__SHORT EXERCISE__
Search the data for the word "Deth" and copy every line where it occurs.

[Structured figure records]
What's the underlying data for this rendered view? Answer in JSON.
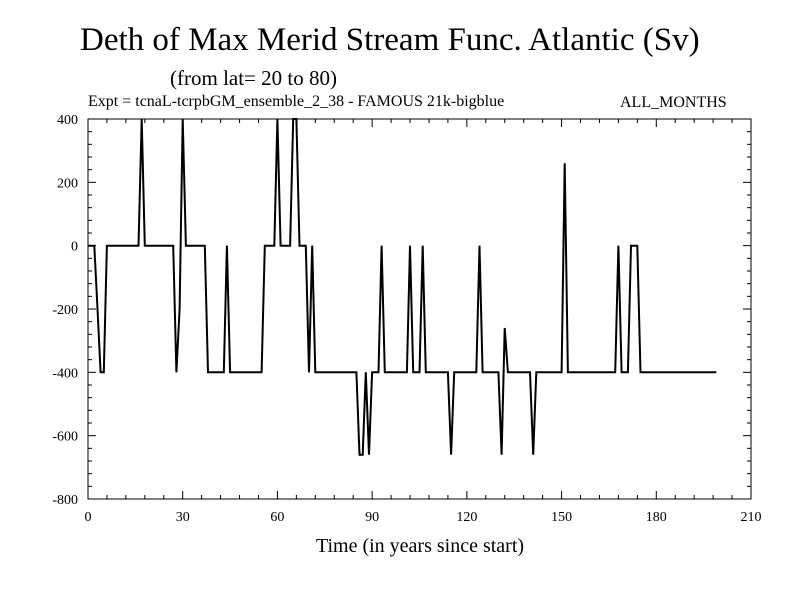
{
  "title": "Deth of Max Merid Stream Func. Atlantic (Sv)",
  "subtitle": "(from lat= 20 to 80)",
  "expt_line": "Expt = tcnaL-tcrpbGM_ensemble_2_38 - FAMOUS 21k-bigblue",
  "months_label": "ALL_MONTHS",
  "chart_data": {
    "type": "line",
    "title": "Deth of Max Merid Stream Func. Atlantic (Sv)",
    "xlabel": "Time (in years since start)",
    "ylabel": "",
    "xlim": [
      0,
      210
    ],
    "ylim": [
      -800,
      400
    ],
    "xticks": [
      0,
      30,
      60,
      90,
      120,
      150,
      180,
      210
    ],
    "yticks": [
      -800,
      -600,
      -400,
      -200,
      0,
      200,
      400
    ],
    "grid": false,
    "series": [
      {
        "color": "#000000",
        "points": [
          [
            0,
            0
          ],
          [
            2,
            0
          ],
          [
            3,
            -200
          ],
          [
            4,
            -400
          ],
          [
            5,
            -400
          ],
          [
            6,
            0
          ],
          [
            16,
            0
          ],
          [
            17,
            400
          ],
          [
            18,
            0
          ],
          [
            27,
            0
          ],
          [
            28,
            -400
          ],
          [
            29,
            -200
          ],
          [
            30,
            400
          ],
          [
            31,
            0
          ],
          [
            37,
            0
          ],
          [
            38,
            -400
          ],
          [
            43,
            -400
          ],
          [
            44,
            0
          ],
          [
            45,
            -400
          ],
          [
            55,
            -400
          ],
          [
            56,
            0
          ],
          [
            59,
            0
          ],
          [
            60,
            400
          ],
          [
            61,
            0
          ],
          [
            64,
            0
          ],
          [
            65,
            400
          ],
          [
            66,
            400
          ],
          [
            67,
            0
          ],
          [
            69,
            0
          ],
          [
            70,
            -400
          ],
          [
            71,
            0
          ],
          [
            72,
            -400
          ],
          [
            85,
            -400
          ],
          [
            86,
            -660
          ],
          [
            87,
            -660
          ],
          [
            88,
            -400
          ],
          [
            89,
            -660
          ],
          [
            90,
            -400
          ],
          [
            92,
            -400
          ],
          [
            93,
            0
          ],
          [
            94,
            -400
          ],
          [
            101,
            -400
          ],
          [
            102,
            0
          ],
          [
            103,
            -400
          ],
          [
            105,
            -400
          ],
          [
            106,
            0
          ],
          [
            107,
            -400
          ],
          [
            114,
            -400
          ],
          [
            115,
            -660
          ],
          [
            116,
            -400
          ],
          [
            123,
            -400
          ],
          [
            124,
            0
          ],
          [
            125,
            -400
          ],
          [
            130,
            -400
          ],
          [
            131,
            -660
          ],
          [
            132,
            -260
          ],
          [
            133,
            -400
          ],
          [
            140,
            -400
          ],
          [
            141,
            -660
          ],
          [
            142,
            -400
          ],
          [
            150,
            -400
          ],
          [
            151,
            260
          ],
          [
            152,
            -400
          ],
          [
            167,
            -400
          ],
          [
            168,
            0
          ],
          [
            169,
            -400
          ],
          [
            171,
            -400
          ],
          [
            172,
            0
          ],
          [
            174,
            0
          ],
          [
            175,
            -400
          ],
          [
            199,
            -400
          ]
        ]
      }
    ]
  }
}
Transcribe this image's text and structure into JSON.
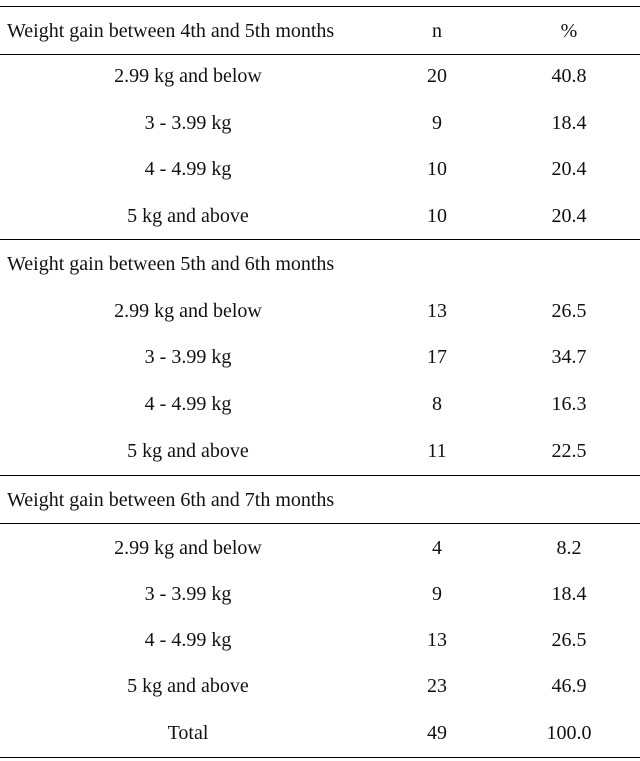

__OUTPUT FOR THIS TASK__
  "title": "Deth of Max Merid Stream Func. Atlantic (Sv)",
    "title": "Deth of Max Merid Stream Func. Atlantic (Sv)",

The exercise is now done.